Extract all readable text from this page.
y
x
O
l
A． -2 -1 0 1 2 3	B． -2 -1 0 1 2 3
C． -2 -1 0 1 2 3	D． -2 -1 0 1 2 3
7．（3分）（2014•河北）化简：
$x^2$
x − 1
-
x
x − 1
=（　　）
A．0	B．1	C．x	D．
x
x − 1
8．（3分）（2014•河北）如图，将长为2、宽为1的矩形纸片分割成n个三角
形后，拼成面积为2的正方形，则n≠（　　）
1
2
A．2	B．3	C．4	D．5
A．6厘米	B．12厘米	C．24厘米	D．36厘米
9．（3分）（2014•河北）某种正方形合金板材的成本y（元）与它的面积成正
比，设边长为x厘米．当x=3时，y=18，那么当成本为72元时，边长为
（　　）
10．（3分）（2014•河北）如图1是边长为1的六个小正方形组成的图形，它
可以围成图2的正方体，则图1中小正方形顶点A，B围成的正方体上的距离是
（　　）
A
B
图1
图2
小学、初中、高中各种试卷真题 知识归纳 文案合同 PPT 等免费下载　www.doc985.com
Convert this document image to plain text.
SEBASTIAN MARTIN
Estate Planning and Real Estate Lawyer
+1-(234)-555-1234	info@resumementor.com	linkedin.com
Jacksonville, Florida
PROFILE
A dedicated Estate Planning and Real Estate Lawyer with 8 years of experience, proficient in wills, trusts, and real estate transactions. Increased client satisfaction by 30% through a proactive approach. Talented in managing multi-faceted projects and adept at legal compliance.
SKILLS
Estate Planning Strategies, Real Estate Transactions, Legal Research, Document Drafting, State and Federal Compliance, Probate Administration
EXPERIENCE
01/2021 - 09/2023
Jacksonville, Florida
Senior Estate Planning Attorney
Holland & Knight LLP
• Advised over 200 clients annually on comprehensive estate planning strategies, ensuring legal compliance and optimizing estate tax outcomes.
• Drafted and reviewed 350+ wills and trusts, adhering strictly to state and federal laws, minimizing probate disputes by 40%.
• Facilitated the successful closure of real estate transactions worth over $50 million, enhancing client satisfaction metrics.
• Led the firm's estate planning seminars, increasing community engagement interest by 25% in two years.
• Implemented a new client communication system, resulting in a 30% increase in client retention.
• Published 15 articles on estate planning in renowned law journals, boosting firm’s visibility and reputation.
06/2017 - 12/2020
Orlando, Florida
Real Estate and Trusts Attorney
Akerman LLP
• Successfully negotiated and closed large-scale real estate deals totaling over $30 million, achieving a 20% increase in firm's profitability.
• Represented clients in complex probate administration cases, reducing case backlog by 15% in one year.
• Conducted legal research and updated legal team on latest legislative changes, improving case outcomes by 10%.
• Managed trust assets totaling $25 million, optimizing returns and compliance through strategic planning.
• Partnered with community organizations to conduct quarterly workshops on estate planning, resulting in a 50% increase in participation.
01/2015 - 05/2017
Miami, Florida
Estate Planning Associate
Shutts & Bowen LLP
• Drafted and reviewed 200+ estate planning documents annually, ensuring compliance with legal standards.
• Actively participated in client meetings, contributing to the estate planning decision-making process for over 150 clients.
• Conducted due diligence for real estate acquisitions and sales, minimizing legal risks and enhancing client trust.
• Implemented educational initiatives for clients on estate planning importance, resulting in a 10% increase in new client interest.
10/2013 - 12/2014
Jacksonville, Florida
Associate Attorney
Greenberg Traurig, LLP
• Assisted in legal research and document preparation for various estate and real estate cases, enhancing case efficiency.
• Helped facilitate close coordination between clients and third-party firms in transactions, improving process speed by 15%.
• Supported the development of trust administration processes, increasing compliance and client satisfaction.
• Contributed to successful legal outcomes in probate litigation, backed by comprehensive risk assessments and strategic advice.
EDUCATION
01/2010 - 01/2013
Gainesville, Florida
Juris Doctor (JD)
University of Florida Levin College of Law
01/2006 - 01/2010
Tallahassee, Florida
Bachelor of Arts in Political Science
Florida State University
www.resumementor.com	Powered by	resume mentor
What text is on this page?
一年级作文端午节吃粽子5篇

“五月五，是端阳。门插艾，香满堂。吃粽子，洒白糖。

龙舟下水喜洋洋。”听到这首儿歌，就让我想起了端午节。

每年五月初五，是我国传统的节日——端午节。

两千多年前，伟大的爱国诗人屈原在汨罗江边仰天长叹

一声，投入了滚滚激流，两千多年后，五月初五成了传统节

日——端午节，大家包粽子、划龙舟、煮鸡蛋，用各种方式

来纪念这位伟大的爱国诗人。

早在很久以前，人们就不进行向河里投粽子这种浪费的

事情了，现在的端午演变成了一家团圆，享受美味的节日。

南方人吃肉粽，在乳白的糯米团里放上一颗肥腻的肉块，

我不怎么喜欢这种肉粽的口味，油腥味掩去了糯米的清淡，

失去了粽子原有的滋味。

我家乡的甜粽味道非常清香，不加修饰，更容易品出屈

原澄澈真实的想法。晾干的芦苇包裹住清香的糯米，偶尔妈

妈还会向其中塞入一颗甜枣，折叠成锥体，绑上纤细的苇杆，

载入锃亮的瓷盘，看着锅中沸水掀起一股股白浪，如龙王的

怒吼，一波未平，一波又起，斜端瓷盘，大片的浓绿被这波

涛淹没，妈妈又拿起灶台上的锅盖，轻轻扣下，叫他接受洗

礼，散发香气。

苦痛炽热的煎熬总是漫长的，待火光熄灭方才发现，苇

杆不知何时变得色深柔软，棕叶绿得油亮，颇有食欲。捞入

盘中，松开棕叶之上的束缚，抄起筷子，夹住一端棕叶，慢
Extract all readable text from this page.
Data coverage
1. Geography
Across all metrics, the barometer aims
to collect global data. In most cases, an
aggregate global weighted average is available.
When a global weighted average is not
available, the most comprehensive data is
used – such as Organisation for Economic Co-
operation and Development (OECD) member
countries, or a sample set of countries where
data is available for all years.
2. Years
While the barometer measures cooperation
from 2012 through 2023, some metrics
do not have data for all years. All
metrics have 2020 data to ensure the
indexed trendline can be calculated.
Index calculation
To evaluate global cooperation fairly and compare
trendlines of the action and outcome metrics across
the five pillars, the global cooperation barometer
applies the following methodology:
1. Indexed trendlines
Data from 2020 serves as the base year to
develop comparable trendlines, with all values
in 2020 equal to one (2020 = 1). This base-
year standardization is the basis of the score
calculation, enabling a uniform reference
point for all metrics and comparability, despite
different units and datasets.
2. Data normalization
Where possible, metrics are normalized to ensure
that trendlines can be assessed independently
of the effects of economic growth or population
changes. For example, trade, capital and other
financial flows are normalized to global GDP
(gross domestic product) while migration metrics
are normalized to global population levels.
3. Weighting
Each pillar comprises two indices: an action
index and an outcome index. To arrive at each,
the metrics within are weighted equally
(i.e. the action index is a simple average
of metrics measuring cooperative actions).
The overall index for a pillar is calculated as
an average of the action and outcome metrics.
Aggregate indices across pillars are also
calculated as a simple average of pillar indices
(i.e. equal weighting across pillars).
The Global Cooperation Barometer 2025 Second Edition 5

::::::::::

- [Required work] All of the records must be repeated exactly.

- [Complete answer]
Extract all readable text from this page.
y
x
O
l
A． -2 -1 0 1 2 3	B． -2 -1 0 1 2 3
C． -2 -1 0 1 2 3	D． -2 -1 0 1 2 3
7．（3分）（2014•河北）化简：
$x^2$
x − 1
-
x
x − 1
=（　　）
A．0	B．1	C．x	D．
x
x − 1
8．（3分）（2014•河北）如图，将长为2、宽为1的矩形纸片分割成n个三角
形后，拼成面积为2的正方形，则n≠（　　）
1
2
A．2	B．3	C．4	D．5
A．6厘米	B．12厘米	C．24厘米	D．36厘米
9．（3分）（2014•河北）某种正方形合金板材的成本y（元）与它的面积成正
比，设边长为x厘米．当x=3时，y=18，那么当成本为72元时，边长为
（　　）
10．（3分）（2014•河北）如图1是边长为1的六个小正方形组成的图形，它
可以围成图2的正方体，则图1中小正方形顶点A，B围成的正方体上的距离是
（　　）
A
B
图1
图2
小学、初中、高中各种试卷真题 知识归纳 文案合同 PPT 等免费下载　www.doc985.com
Convert this document image to plain text.
SEBASTIAN MARTIN
Estate Planning and Real Estate Lawyer
+1-(234)-555-1234	info@resumementor.com	linkedin.com
Jacksonville, Florida
PROFILE
A dedicated Estate Planning and Real Estate Lawyer with 8 years of experience, proficient in wills, trusts, and real estate transactions. Increased client satisfaction by 30% through a proactive approach. Talented in managing multi-faceted projects and adept at legal compliance.
SKILLS
Estate Planning Strategies, Real Estate Transactions, Legal Research, Document Drafting, State and Federal Compliance, Probate Administration
EXPERIENCE
01/2021 - 09/2023
Jacksonville, Florida
Senior Estate Planning Attorney
Holland & Knight LLP
• Advised over 200 clients annually on comprehensive estate planning strategies, ensuring legal compliance and optimizing estate tax outcomes.
• Drafted and reviewed 350+ wills and trusts, adhering strictly to state and federal laws, minimizing probate disputes by 40%.
• Facilitated the successful closure of real estate transactions worth over $50 million, enhancing client satisfaction metrics.
• Led the firm's estate planning seminars, increasing community engagement interest by 25% in two years.
• Implemented a new client communication system, resulting in a 30% increase in client retention.
• Published 15 articles on estate planning in renowned law journals, boosting firm’s visibility and reputation.
06/2017 - 12/2020
Orlando, Florida
Real Estate and Trusts Attorney
Akerman LLP
• Successfully negotiated and closed large-scale real estate deals totaling over $30 million, achieving a 20% increase in firm's profitability.
• Represented clients in complex probate administration cases, reducing case backlog by 15% in one year.
• Conducted legal research and updated legal team on latest legislative changes, improving case outcomes by 10%.
• Managed trust assets totaling $25 million, optimizing returns and compliance through strategic planning.
• Partnered with community organizations to conduct quarterly workshops on estate planning, resulting in a 50% increase in participation.
01/2015 - 05/2017
Miami, Florida
Estate Planning Associate
Shutts & Bowen LLP
• Drafted and reviewed 200+ estate planning documents annually, ensuring compliance with legal standards.
• Actively participated in client meetings, contributing to the estate planning decision-making process for over 150 clients.
• Conducted due diligence for real estate acquisitions and sales, minimizing legal risks and enhancing client trust.
• Implemented educational initiatives for clients on estate planning importance, resulting in a 10% increase in new client interest.
10/2013 - 12/2014
Jacksonville, Florida
Associate Attorney
Greenberg Traurig, LLP
• Assisted in legal research and document preparation for various estate and real estate cases, enhancing case efficiency.
• Helped facilitate close coordination between clients and third-party firms in transactions, improving process speed by 15%.
• Supported the development of trust administration processes, increasing compliance and client satisfaction.
• Contributed to successful legal outcomes in probate litigation, backed by comprehensive risk assessments and strategic advice.
EDUCATION
01/2010 - 01/2013
Gainesville, Florida
Juris Doctor (JD)
University of Florida Levin College of Law
01/2006 - 01/2010
Tallahassee, Florida
Bachelor of Arts in Political Science
Florida State University
www.resumementor.com	Powered by	resume mentor
What text is on this page?
一年级作文端午节吃粽子5篇

“五月五，是端阳。门插艾，香满堂。吃粽子，洒白糖。

龙舟下水喜洋洋。”听到这首儿歌，就让我想起了端午节。

每年五月初五，是我国传统的节日——端午节。

两千多年前，伟大的爱国诗人屈原在汨罗江边仰天长叹

一声，投入了滚滚激流，两千多年后，五月初五成了传统节

日——端午节，大家包粽子、划龙舟、煮鸡蛋，用各种方式

来纪念这位伟大的爱国诗人。

早在很久以前，人们就不进行向河里投粽子这种浪费的

事情了，现在的端午演变成了一家团圆，享受美味的节日。

南方人吃肉粽，在乳白的糯米团里放上一颗肥腻的肉块，

我不怎么喜欢这种肉粽的口味，油腥味掩去了糯米的清淡，

失去了粽子原有的滋味。

我家乡的甜粽味道非常清香，不加修饰，更容易品出屈

原澄澈真实的想法。晾干的芦苇包裹住清香的糯米，偶尔妈

妈还会向其中塞入一颗甜枣，折叠成锥体，绑上纤细的苇杆，

载入锃亮的瓷盘，看着锅中沸水掀起一股股白浪，如龙王的

怒吼，一波未平，一波又起，斜端瓷盘，大片的浓绿被这波

涛淹没，妈妈又拿起灶台上的锅盖，轻轻扣下，叫他接受洗

礼，散发香气。

苦痛炽热的煎熬总是漫长的，待火光熄灭方才发现，苇

杆不知何时变得色深柔软，棕叶绿得油亮，颇有食欲。捞入

盘中，松开棕叶之上的束缚，抄起筷子，夹住一端棕叶，慢
Extract all readable text from this page.
Data coverage
1. Geography
Across all metrics, the barometer aims
to collect global data. In most cases, an
aggregate global weighted average is available.
When a global weighted average is not
available, the most comprehensive data is
used – such as Organisation for Economic Co-
operation and Development (OECD) member
countries, or a sample set of countries where
data is available for all years.
2. Years
While the barometer measures cooperation
from 2012 through 2023, some metrics
do not have data for all years. All
metrics have 2020 data to ensure the
indexed trendline can be calculated.
Index calculation
To evaluate global cooperation fairly and compare
trendlines of the action and outcome metrics across
the five pillars, the global cooperation barometer
applies the following methodology:
1. Indexed trendlines
Data from 2020 serves as the base year to
develop comparable trendlines, with all values
in 2020 equal to one (2020 = 1). This base-
year standardization is the basis of the score
calculation, enabling a uniform reference
point for all metrics and comparability, despite
different units and datasets.
2. Data normalization
Where possible, metrics are normalized to ensure
that trendlines can be assessed independently
of the effects of economic growth or population
changes. For example, trade, capital and other
financial flows are normalized to global GDP
(gross domestic product) while migration metrics
are normalized to global population levels.
3. Weighting
Each pillar comprises two indices: an action
index and an outcome index. To arrive at each,
the metrics within are weighted equally
(i.e. the action index is a simple average
of metrics measuring cooperative actions).
The overall index for a pillar is calculated as
an average of the action and outcome metrics.
Aggregate indices across pillars are also
calculated as a simple average of pillar indices
(i.e. equal weighting across pillars).
The Global Cooperation Barometer 2025 Second Edition 5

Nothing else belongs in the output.